§ Task to complete: Copy out all the records, word for word.

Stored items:
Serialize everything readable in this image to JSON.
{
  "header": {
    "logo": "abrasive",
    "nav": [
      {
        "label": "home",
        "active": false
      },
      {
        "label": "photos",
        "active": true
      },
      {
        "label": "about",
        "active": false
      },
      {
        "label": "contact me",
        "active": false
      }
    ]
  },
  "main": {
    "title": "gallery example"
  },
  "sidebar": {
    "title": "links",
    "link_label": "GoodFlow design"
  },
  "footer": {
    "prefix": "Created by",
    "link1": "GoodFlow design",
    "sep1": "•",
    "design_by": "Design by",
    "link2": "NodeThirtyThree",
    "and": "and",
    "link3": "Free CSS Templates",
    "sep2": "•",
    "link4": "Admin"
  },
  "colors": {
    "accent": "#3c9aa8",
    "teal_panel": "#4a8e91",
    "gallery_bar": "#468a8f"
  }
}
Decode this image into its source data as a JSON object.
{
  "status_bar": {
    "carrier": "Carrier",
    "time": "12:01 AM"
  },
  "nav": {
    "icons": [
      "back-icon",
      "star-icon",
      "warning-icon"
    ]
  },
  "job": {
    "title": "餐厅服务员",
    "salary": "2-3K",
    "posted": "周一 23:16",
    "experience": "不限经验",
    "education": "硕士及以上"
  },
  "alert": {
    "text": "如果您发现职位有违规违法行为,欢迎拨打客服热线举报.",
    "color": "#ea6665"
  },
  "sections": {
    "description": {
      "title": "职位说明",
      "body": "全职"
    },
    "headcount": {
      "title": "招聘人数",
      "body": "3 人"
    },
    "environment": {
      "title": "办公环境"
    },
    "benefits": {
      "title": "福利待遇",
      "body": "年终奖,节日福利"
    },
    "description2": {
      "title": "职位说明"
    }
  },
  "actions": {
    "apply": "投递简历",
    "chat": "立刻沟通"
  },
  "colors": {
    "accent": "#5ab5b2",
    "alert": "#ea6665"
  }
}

§ Response:
Serialize everything readable in this image to JSON.
{
  "header": {
    "logo": "abrasive",
    "nav": [
      {
        "label": "home",
        "active": false
      },
      {
        "label": "photos",
        "active": true
      },
      {
        "label": "about",
        "active": false
      },
      {
        "label": "contact me",
        "active": false
      }
    ]
  },
  "main": {
    "title": "gallery example"
  },
  "sidebar": {
    "title": "links",
    "link_label": "GoodFlow design"
  },
  "footer": {
    "prefix": "Created by",
    "link1": "GoodFlow design",
    "sep1": "•",
    "design_by": "Design by",
    "link2": "NodeThirtyThree",
    "and": "and",
    "link3": "Free CSS Templates",
    "sep2": "•",
    "link4": "Admin"
  },
  "colors": {
    "accent": "#3c9aa8",
    "teal_panel": "#4a8e91",
    "gallery_bar": "#468a8f"
  }
}
Decode this image into its source data as a JSON object.
{
  "status_bar": {
    "carrier": "Carrier",
    "time": "12:01 AM"
  },
  "nav": {
    "icons": [
      "back-icon",
      "star-icon",
      "warning-icon"
    ]
  },
  "job": {
    "title": "餐厅服务员",
    "salary": "2-3K",
    "posted": "周一 23:16",
    "experience": "不限经验",
    "education": "硕士及以上"
  },
  "alert": {
    "text": "如果您发现职位有违规违法行为,欢迎拨打客服热线举报.",
    "color": "#ea6665"
  },
  "sections": {
    "description": {
      "title": "职位说明",
      "body": "全职"
    },
    "headcount": {
      "title": "招聘人数",
      "body": "3 人"
    },
    "environment": {
      "title": "办公环境"
    },
    "benefits": {
      "title": "福利待遇",
      "body": "年终奖,节日福利"
    },
    "description2": {
      "title": "职位说明"
    }
  },
  "actions": {
    "apply": "投递简历",
    "chat": "立刻沟通"
  },
  "colors": {
    "accent": "#5ab5b2",
    "alert": "#ea6665"
  }
}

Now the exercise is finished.